Collected data entries:
--*--

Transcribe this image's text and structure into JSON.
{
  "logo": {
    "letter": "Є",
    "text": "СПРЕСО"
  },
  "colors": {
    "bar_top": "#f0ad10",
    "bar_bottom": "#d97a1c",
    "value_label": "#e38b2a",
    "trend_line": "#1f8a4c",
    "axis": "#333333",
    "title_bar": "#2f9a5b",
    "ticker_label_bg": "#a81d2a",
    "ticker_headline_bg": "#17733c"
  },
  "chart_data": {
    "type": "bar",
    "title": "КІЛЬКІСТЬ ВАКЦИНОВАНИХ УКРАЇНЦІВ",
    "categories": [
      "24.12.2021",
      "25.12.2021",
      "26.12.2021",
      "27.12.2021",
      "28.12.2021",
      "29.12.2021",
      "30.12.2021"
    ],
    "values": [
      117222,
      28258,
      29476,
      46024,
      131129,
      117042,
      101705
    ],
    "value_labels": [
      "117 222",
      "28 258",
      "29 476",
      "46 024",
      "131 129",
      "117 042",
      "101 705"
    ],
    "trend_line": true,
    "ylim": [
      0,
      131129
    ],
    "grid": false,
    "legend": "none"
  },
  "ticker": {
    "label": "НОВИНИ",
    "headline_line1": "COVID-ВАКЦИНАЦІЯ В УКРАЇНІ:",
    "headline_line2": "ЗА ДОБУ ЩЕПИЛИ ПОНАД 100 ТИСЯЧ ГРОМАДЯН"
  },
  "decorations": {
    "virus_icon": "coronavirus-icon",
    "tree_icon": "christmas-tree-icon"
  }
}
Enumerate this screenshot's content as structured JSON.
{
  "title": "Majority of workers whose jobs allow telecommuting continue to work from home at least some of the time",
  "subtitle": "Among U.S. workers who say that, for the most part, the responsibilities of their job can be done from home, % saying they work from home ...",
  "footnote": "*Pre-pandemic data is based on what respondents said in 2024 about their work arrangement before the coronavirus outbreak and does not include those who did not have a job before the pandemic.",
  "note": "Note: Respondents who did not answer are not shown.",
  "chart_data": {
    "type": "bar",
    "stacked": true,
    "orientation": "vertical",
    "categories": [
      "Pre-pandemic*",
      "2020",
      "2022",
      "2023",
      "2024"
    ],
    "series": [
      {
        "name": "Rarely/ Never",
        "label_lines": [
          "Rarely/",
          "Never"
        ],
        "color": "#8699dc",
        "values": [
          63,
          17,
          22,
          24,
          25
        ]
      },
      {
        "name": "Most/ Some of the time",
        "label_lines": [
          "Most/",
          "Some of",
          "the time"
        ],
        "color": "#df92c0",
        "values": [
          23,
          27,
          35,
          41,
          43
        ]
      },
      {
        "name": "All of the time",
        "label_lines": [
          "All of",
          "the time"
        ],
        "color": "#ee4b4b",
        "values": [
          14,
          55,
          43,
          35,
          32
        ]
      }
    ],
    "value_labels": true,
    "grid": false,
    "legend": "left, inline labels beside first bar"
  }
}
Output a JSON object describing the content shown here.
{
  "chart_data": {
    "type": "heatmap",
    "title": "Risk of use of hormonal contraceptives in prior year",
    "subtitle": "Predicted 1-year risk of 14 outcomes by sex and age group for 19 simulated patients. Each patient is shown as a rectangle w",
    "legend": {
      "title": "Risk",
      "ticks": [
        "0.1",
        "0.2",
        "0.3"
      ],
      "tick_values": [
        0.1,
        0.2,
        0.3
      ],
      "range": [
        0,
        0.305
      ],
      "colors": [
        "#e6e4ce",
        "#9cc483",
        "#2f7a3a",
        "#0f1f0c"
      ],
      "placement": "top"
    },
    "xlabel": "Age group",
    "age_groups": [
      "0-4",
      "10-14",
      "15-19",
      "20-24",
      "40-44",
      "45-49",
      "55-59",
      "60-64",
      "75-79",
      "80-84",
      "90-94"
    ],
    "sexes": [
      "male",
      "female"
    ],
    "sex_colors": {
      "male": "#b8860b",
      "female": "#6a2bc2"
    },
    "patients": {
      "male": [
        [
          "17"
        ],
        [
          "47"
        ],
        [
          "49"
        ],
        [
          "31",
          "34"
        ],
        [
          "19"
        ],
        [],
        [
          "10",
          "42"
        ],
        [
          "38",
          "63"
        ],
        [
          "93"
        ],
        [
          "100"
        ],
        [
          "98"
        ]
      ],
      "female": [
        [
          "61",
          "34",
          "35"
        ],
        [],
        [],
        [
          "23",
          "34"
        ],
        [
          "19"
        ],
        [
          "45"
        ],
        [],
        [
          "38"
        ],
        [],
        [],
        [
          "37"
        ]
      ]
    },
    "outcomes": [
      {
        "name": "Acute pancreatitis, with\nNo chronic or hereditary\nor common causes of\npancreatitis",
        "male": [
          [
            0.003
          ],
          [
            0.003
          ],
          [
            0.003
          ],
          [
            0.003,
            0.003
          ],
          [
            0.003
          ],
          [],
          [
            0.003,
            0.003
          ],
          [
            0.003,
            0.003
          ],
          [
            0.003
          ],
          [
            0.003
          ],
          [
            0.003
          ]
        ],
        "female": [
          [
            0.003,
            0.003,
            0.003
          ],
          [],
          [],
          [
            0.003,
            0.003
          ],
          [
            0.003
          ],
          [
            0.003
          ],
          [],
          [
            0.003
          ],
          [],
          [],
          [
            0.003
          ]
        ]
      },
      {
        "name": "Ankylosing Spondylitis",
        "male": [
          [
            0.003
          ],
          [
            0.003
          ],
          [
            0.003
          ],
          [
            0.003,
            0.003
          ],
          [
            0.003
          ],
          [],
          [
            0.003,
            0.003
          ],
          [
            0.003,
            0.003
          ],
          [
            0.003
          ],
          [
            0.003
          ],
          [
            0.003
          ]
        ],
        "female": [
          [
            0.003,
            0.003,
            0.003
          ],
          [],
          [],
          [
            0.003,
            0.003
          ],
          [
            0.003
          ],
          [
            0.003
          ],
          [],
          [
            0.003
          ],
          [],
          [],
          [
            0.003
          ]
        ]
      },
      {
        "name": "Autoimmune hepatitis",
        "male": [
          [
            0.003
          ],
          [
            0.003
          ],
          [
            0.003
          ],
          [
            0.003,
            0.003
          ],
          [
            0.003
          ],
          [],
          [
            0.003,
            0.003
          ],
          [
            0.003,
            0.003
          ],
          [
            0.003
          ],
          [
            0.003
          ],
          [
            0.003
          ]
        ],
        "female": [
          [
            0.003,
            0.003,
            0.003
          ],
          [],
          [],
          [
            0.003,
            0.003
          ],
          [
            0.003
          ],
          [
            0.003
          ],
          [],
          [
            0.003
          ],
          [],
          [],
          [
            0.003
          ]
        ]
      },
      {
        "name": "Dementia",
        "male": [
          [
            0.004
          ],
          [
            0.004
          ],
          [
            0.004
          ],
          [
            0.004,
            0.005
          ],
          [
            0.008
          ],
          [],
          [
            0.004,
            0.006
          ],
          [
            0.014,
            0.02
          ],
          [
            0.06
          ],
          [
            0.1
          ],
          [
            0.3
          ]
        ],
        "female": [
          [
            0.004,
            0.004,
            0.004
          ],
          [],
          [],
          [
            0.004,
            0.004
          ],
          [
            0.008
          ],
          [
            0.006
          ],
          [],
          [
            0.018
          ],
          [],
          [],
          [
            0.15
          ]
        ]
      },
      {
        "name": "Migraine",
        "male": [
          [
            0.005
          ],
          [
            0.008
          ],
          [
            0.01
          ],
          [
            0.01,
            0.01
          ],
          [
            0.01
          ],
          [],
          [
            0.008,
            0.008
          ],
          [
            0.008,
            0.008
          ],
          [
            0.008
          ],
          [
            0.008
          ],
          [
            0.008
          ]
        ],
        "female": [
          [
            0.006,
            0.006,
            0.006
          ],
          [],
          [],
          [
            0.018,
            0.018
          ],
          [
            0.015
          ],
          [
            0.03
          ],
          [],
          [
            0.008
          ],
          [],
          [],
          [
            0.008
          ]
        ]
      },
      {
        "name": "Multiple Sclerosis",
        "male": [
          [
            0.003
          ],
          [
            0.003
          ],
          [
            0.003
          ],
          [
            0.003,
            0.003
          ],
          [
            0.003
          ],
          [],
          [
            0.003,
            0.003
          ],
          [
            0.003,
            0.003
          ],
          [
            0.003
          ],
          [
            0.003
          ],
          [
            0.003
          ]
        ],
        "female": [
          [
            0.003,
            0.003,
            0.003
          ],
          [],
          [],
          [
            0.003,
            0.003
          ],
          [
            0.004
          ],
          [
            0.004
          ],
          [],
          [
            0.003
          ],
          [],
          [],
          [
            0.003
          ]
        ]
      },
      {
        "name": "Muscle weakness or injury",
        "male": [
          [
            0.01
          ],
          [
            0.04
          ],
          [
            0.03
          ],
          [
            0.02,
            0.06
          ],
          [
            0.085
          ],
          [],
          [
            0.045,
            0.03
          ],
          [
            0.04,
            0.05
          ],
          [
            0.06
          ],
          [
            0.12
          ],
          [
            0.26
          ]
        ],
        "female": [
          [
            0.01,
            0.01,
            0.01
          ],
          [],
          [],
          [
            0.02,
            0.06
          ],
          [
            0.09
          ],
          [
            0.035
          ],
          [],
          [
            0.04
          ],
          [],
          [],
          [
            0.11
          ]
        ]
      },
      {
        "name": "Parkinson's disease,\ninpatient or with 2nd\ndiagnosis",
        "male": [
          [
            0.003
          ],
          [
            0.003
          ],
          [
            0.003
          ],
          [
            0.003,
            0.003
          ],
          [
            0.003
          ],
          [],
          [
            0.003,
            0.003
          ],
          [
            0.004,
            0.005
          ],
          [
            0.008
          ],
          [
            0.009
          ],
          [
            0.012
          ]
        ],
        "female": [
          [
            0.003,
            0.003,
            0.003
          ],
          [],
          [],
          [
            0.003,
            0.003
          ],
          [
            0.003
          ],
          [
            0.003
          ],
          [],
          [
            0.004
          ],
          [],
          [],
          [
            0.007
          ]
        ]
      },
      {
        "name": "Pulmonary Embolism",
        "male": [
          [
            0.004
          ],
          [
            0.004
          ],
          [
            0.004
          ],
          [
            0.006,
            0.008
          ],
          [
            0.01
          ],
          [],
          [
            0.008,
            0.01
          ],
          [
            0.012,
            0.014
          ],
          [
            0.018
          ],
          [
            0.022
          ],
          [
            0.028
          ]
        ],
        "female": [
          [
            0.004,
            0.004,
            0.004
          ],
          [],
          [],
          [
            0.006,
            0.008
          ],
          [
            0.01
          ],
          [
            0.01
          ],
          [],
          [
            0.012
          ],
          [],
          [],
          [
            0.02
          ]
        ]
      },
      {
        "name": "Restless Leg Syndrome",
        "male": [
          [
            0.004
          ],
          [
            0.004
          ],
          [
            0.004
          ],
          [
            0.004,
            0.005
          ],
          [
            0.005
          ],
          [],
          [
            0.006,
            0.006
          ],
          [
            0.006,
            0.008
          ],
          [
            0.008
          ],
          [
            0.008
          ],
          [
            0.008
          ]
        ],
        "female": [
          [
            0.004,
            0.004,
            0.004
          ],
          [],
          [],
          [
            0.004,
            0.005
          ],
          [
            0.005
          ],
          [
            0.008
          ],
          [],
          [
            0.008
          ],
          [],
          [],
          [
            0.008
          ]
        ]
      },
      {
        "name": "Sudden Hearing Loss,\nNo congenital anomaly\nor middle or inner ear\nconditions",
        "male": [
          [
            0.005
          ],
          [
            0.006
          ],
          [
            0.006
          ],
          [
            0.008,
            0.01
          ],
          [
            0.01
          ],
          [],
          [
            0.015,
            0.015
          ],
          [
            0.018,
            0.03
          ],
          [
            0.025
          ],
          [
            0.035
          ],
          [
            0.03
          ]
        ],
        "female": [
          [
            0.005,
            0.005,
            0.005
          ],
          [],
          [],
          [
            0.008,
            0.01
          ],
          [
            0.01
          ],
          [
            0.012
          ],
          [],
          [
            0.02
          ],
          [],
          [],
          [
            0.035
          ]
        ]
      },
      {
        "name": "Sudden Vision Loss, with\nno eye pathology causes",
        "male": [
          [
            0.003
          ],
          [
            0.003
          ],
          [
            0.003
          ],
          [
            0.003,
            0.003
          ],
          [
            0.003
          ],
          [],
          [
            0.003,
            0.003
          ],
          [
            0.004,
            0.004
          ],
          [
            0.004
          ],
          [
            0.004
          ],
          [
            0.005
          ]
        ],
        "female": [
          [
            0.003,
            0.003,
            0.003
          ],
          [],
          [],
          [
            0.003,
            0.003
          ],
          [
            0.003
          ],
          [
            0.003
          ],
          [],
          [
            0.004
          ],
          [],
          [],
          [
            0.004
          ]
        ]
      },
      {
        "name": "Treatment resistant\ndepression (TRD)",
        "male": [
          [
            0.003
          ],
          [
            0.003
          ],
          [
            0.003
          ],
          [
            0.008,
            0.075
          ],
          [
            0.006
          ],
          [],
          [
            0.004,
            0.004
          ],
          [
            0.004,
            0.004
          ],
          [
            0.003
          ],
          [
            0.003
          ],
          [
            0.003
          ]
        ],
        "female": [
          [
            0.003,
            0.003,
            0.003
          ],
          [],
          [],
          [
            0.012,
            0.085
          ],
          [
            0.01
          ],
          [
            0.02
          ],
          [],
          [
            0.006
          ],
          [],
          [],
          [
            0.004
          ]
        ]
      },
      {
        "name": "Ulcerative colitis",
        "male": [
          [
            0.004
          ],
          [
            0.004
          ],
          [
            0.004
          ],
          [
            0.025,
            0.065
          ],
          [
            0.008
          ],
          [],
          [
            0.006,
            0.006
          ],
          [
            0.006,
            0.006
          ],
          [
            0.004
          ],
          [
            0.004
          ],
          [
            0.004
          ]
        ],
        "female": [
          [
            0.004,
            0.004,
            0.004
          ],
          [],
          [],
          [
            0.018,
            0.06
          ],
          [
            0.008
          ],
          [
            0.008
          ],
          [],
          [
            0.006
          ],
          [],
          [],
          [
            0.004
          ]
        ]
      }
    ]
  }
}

--*--

Task to carry out: Please show, exactly as written, every line above that contains the word "with".

Exercise solution:
        "name": "Acute pancreatitis, with\nNo chronic or hereditary\nor common causes of\npancreatitis",
        "name": "Parkinson's disease,\ninpatient or with 2nd\ndiagnosis",
        "name": "Sudden Vision Loss, with\nno eye pathology causes",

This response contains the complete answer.